◆ **Required work**: In the material below, find each line holding the string "Odometer" and copy it.

◆ **Provided records**:

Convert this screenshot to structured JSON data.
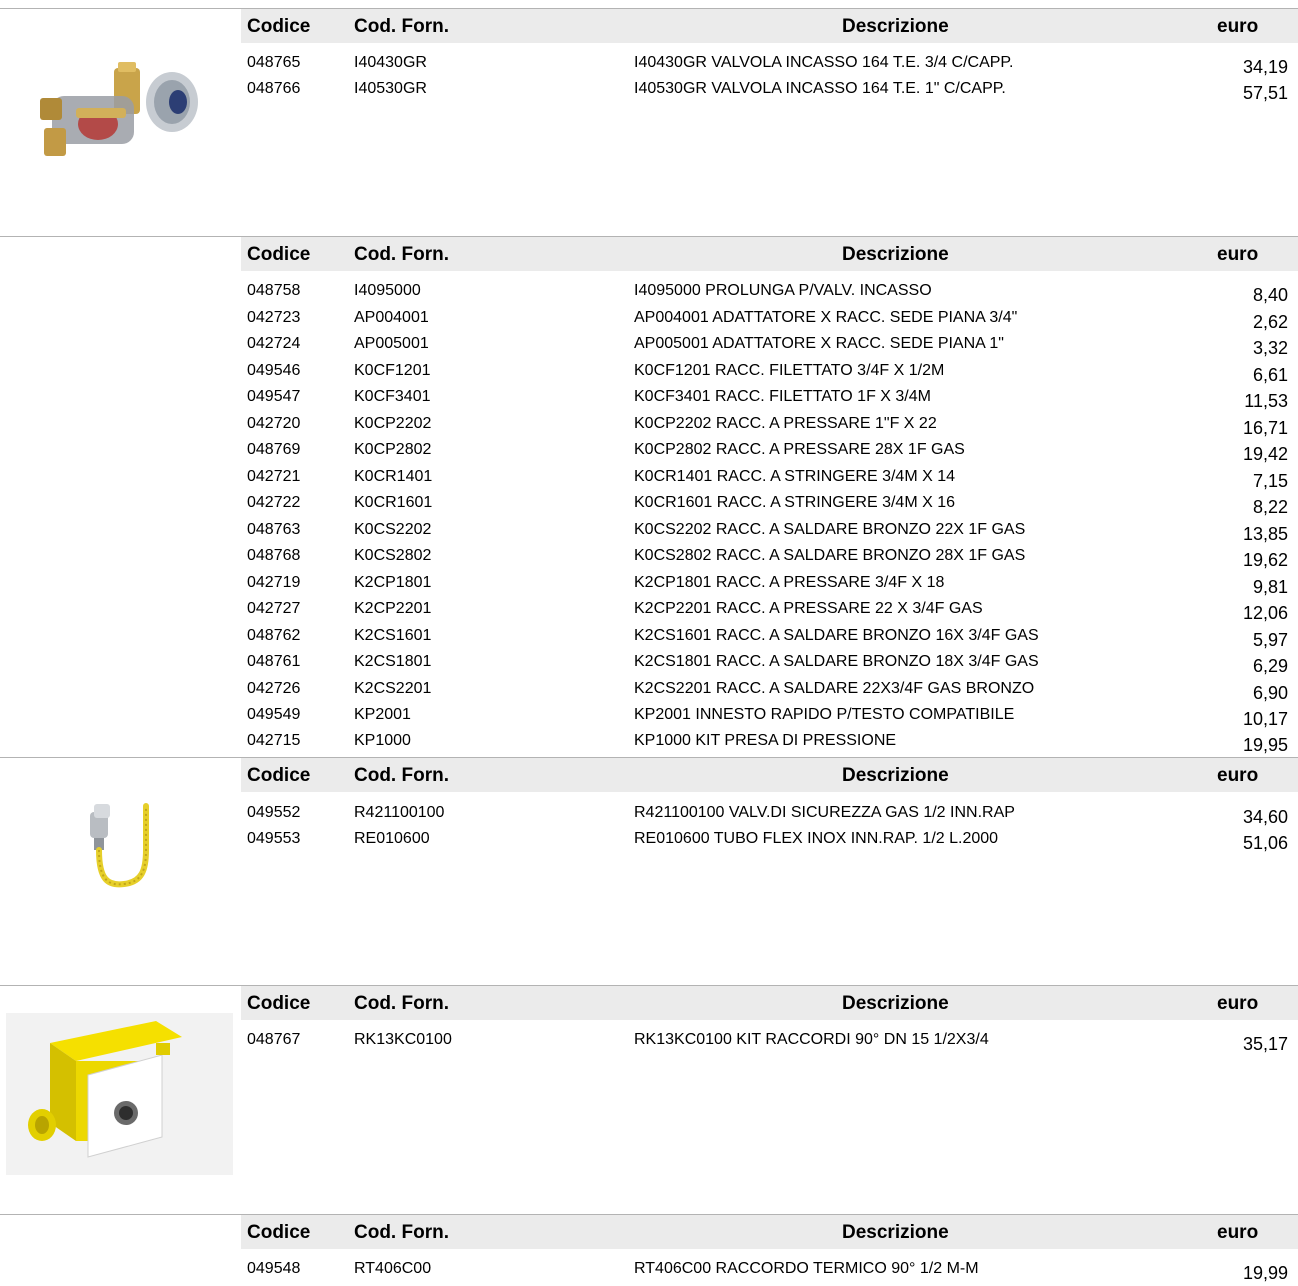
{
  "columns": {
    "code": "Codice",
    "supplier_code": "Cod. Forn.",
    "description": "Descrizione",
    "price": "euro"
  },
  "sections": [
    {
      "image": "recessed-valve-image",
      "rows": [
        {
          "code": "048765",
          "supplier_code": "I40430GR",
          "description": "I40430GR VALVOLA INCASSO 164 T.E. 3/4 C/CAPP.",
          "price": "34,19"
        },
        {
          "code": "048766",
          "supplier_code": "I40530GR",
          "description": "I40530GR VALVOLA INCASSO 164 T.E. 1\"  C/CAPP.",
          "price": "57,51"
        }
      ]
    },
    {
      "image": "",
      "rows": [
        {
          "code": "048758",
          "supplier_code": "I4095000",
          "description": "I4095000 PROLUNGA P/VALV. INCASSO",
          "price": "8,40"
        },
        {
          "code": "042723",
          "supplier_code": "AP004001",
          "description": "AP004001 ADATTATORE X RACC. SEDE PIANA 3/4\"",
          "price": "2,62"
        },
        {
          "code": "042724",
          "supplier_code": "AP005001",
          "description": "AP005001 ADATTATORE X RACC. SEDE PIANA   1\"",
          "price": "3,32"
        },
        {
          "code": "049546",
          "supplier_code": "K0CF1201",
          "description": "K0CF1201 RACC. FILETTATO 3/4F X 1/2M",
          "price": "6,61"
        },
        {
          "code": "049547",
          "supplier_code": "K0CF3401",
          "description": "K0CF3401 RACC. FILETTATO   1F X 3/4M",
          "price": "11,53"
        },
        {
          "code": "042720",
          "supplier_code": "K0CP2202",
          "description": "K0CP2202 RACC. A PRESSARE  1\"F X 22",
          "price": "16,71"
        },
        {
          "code": "048769",
          "supplier_code": "K0CP2802",
          "description": "K0CP2802 RACC. A PRESSARE        28X 1F GAS",
          "price": "19,42"
        },
        {
          "code": "042721",
          "supplier_code": "K0CR1401",
          "description": "K0CR1401 RACC. A STRINGERE 3/4M X 14",
          "price": "7,15"
        },
        {
          "code": "042722",
          "supplier_code": "K0CR1601",
          "description": "K0CR1601 RACC. A STRINGERE 3/4M X 16",
          "price": "8,22"
        },
        {
          "code": "048763",
          "supplier_code": "K0CS2202",
          "description": "K0CS2202 RACC. A SALDARE BRONZO 22X 1F   GAS",
          "price": "13,85"
        },
        {
          "code": "048768",
          "supplier_code": "K0CS2802",
          "description": "K0CS2802 RACC. A SALDARE BRONZO 28X 1F GAS",
          "price": "19,62"
        },
        {
          "code": "042719",
          "supplier_code": "K2CP1801",
          "description": "K2CP1801 RACC. A PRESSARE 3/4F X 18",
          "price": "9,81"
        },
        {
          "code": "042727",
          "supplier_code": "K2CP2201",
          "description": "K2CP2201 RACC. A PRESSARE 22 X 3/4F GAS",
          "price": "12,06"
        },
        {
          "code": "048762",
          "supplier_code": "K2CS1601",
          "description": "K2CS1601 RACC. A SALDARE BRONZO 16X 3/4F GAS",
          "price": "5,97"
        },
        {
          "code": "048761",
          "supplier_code": "K2CS1801",
          "description": "K2CS1801 RACC. A SALDARE BRONZO 18X 3/4F GAS",
          "price": "6,29"
        },
        {
          "code": "042726",
          "supplier_code": "K2CS2201",
          "description": "K2CS2201 RACC. A SALDARE 22X3/4F GAS BRONZO",
          "price": "6,90"
        },
        {
          "code": "049549",
          "supplier_code": "KP2001",
          "description": "KP2001 INNESTO RAPIDO P/TESTO COMPATIBILE",
          "price": "10,17"
        },
        {
          "code": "042715",
          "supplier_code": "KP1000",
          "description": "KP1000 KIT PRESA DI PRESSIONE",
          "price": "19,95"
        }
      ]
    },
    {
      "image": "flex-hose-image",
      "rows": [
        {
          "code": "049552",
          "supplier_code": "R421100100",
          "description": "R421100100 VALV.DI SICUREZZA GAS 1/2 INN.RAP",
          "price": "34,60"
        },
        {
          "code": "049553",
          "supplier_code": "RE010600",
          "description": "RE010600 TUBO FLEX INOX INN.RAP. 1/2 L.2000",
          "price": "51,06"
        }
      ]
    },
    {
      "image": "fitting-kit-box-image",
      "rows": [
        {
          "code": "048767",
          "supplier_code": "RK13KC0100",
          "description": "RK13KC0100 KIT RACCORDI 90° DN 15 1/2X3/4",
          "price": "35,17"
        }
      ]
    },
    {
      "image": "",
      "rows": [
        {
          "code": "049548",
          "supplier_code": "RT406C00",
          "description": "RT406C00 RACCORDO TERMICO 90° 1/2 M-M",
          "price": "19,99"
        }
      ]
    }
  ]
}
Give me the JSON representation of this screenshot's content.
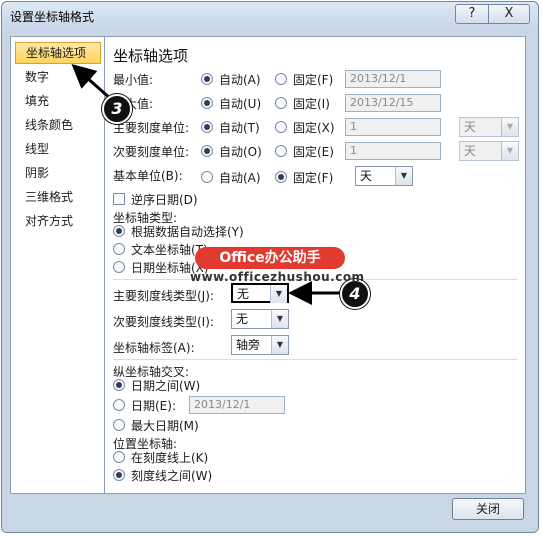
{
  "window": {
    "title": "设置坐标轴格式",
    "help_glyph": "?",
    "close_glyph": "X"
  },
  "nav": {
    "items": [
      {
        "label": "坐标轴选项",
        "selected": true
      },
      {
        "label": "数字"
      },
      {
        "label": "填充"
      },
      {
        "label": "线条颜色"
      },
      {
        "label": "线型"
      },
      {
        "label": "阴影"
      },
      {
        "label": "三维格式"
      },
      {
        "label": "对齐方式"
      }
    ]
  },
  "panel": {
    "heading": "坐标轴选项",
    "min": {
      "label": "最小值:",
      "auto": "自动(A)",
      "fixed": "固定(F)",
      "value": "2013/12/1",
      "selected": "auto"
    },
    "max": {
      "label": "最大值:",
      "auto": "自动(U)",
      "fixed": "固定(I)",
      "value": "2013/12/15",
      "selected": "auto"
    },
    "major": {
      "label": "主要刻度单位:",
      "auto": "自动(T)",
      "fixed": "固定(X)",
      "value": "1",
      "unit": "天",
      "selected": "auto"
    },
    "minor": {
      "label": "次要刻度单位:",
      "auto": "自动(O)",
      "fixed": "固定(E)",
      "value": "1",
      "unit": "天",
      "selected": "auto"
    },
    "base": {
      "label": "基本单位(B):",
      "auto": "自动(A)",
      "fixed": "固定(F)",
      "unit": "天",
      "selected": "fixed"
    },
    "reverse": {
      "label": "逆序日期(D)",
      "checked": false
    },
    "axis_type": {
      "label": "坐标轴类型:",
      "options": [
        "根据数据自动选择(Y)",
        "文本坐标轴(T)",
        "日期坐标轴(X)"
      ],
      "selected": 0
    },
    "major_tick_type": {
      "label": "主要刻度线类型(J):",
      "value": "无"
    },
    "minor_tick_type": {
      "label": "次要刻度线类型(I):",
      "value": "无"
    },
    "axis_labels": {
      "label": "坐标轴标签(A):",
      "value": "轴旁"
    },
    "cross": {
      "label": "纵坐标轴交叉:",
      "options": [
        "日期之间(W)",
        "日期(E):",
        "最大日期(M)"
      ],
      "date_value": "2013/12/1",
      "selected": 0
    },
    "position": {
      "label": "位置坐标轴:",
      "options": [
        "在刻度线上(K)",
        "刻度线之间(W)"
      ],
      "selected": 1
    }
  },
  "footer": {
    "close_label": "关闭"
  },
  "annotations": {
    "badge_3": "3",
    "badge_4": "4",
    "watermark_title": "Office办公助手",
    "watermark_url": "www.officezhushou.com",
    "accent_color": "#e23a2e"
  }
}
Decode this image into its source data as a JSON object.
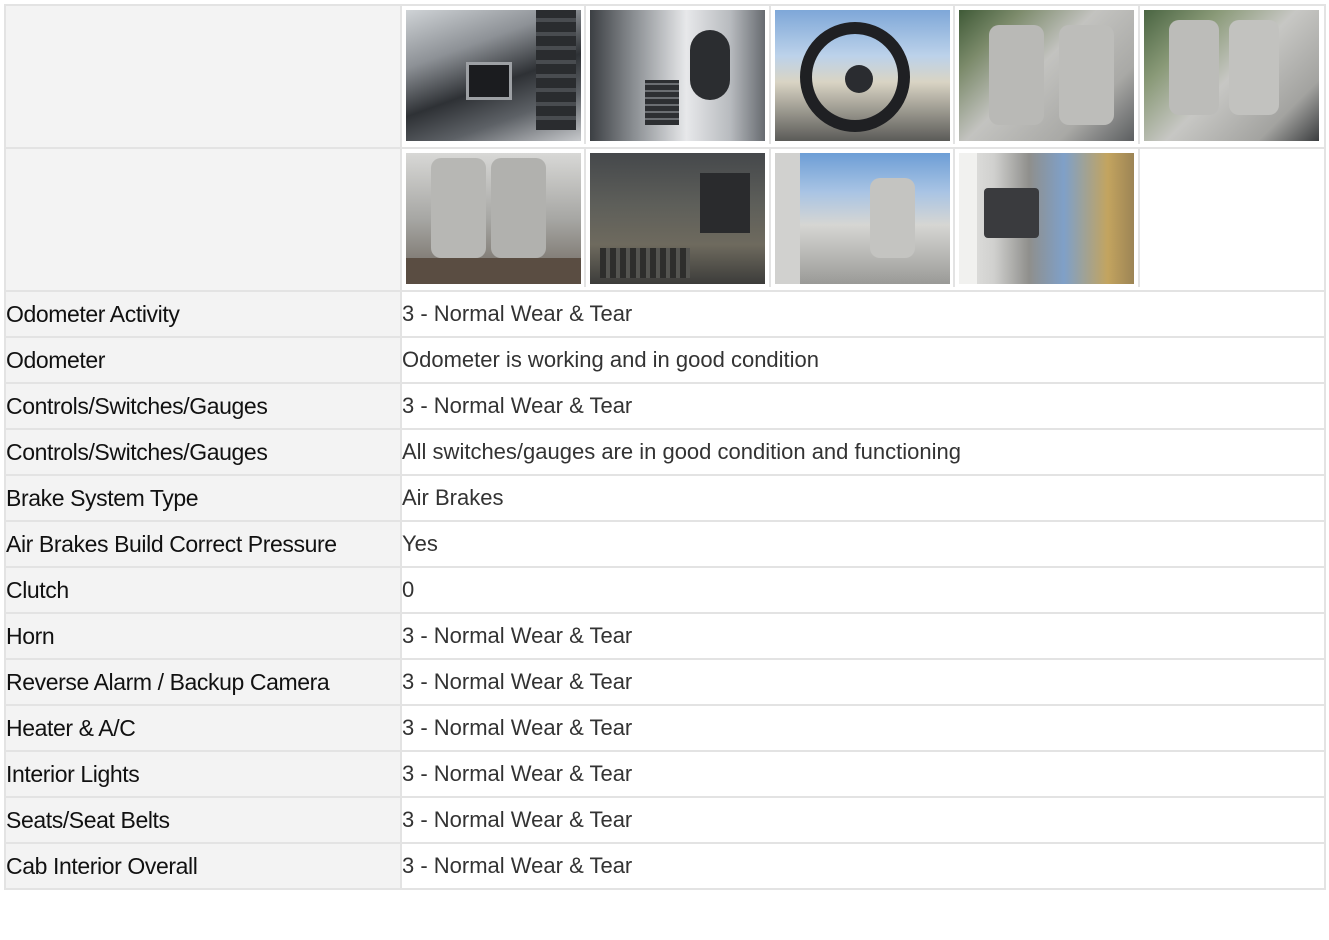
{
  "photos": {
    "row1": [
      "dashboard-photo",
      "door-panel-photo",
      "steering-wheel-photo",
      "seats-photo",
      "seats-side-photo"
    ],
    "row2": [
      "seat-bench-photo",
      "floor-photo",
      "cab-open-door-photo",
      "door-interior-photo"
    ]
  },
  "rows": [
    {
      "label": "Odometer Activity",
      "value": "3 - Normal Wear & Tear"
    },
    {
      "label": "Odometer",
      "value": "Odometer is working and in good condition"
    },
    {
      "label": "Controls/Switches/Gauges",
      "value": "3 - Normal Wear & Tear"
    },
    {
      "label": "Controls/Switches/Gauges",
      "value": "All switches/gauges are in good condition and functioning"
    },
    {
      "label": "Brake System Type",
      "value": "Air Brakes"
    },
    {
      "label": "Air Brakes Build Correct Pressure",
      "value": "Yes"
    },
    {
      "label": "Clutch",
      "value": "0"
    },
    {
      "label": "Horn",
      "value": "3 - Normal Wear & Tear"
    },
    {
      "label": "Reverse Alarm / Backup Camera",
      "value": "3 - Normal Wear & Tear"
    },
    {
      "label": "Heater & A/C",
      "value": "3 - Normal Wear & Tear"
    },
    {
      "label": "Interior Lights",
      "value": "3 - Normal Wear & Tear"
    },
    {
      "label": "Seats/Seat Belts",
      "value": "3 - Normal Wear & Tear"
    },
    {
      "label": "Cab Interior Overall",
      "value": "3 - Normal Wear & Tear"
    }
  ]
}
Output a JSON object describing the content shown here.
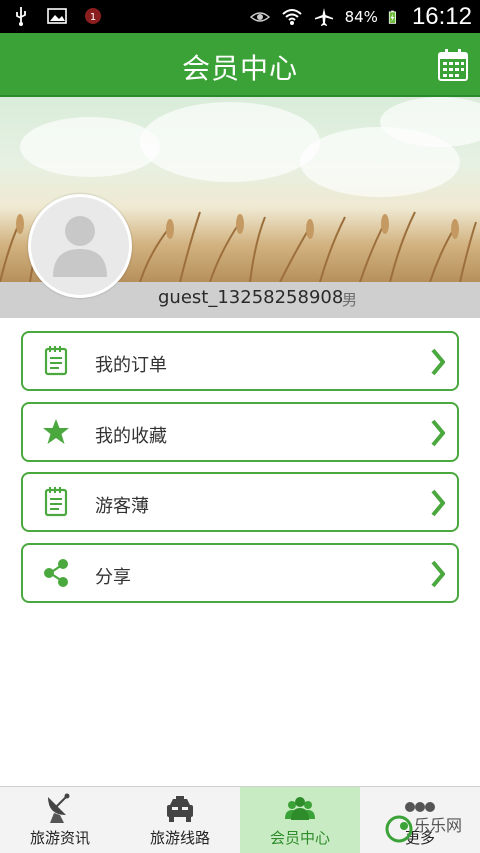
{
  "status_bar": {
    "battery": "84%",
    "time": "16:12"
  },
  "header": {
    "title": "会员中心"
  },
  "profile": {
    "username": "guest_13258258908",
    "gender": "男"
  },
  "menu": {
    "items": [
      {
        "label": "我的订单",
        "icon": "notepad-icon"
      },
      {
        "label": "我的收藏",
        "icon": "star-icon"
      },
      {
        "label": "游客薄",
        "icon": "notepad-icon"
      },
      {
        "label": "分享",
        "icon": "share-icon"
      }
    ]
  },
  "tabs": [
    {
      "label": "旅游资讯",
      "icon": "satellite-dish-icon"
    },
    {
      "label": "旅游线路",
      "icon": "car-icon"
    },
    {
      "label": "会员中心",
      "icon": "users-icon",
      "active": true
    },
    {
      "label": "更多",
      "icon": "more-icon"
    }
  ],
  "watermark": {
    "text": "乐乐网"
  },
  "colors": {
    "brand_green": "#3aa236",
    "border_green": "#4aa83f",
    "active_tab": "#c9ebc4"
  }
}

◆ **Exercise answer**:
      "label": "Odometer Activity",
      "label": "Odometer",
      "value": "Odometer is working and in good condition"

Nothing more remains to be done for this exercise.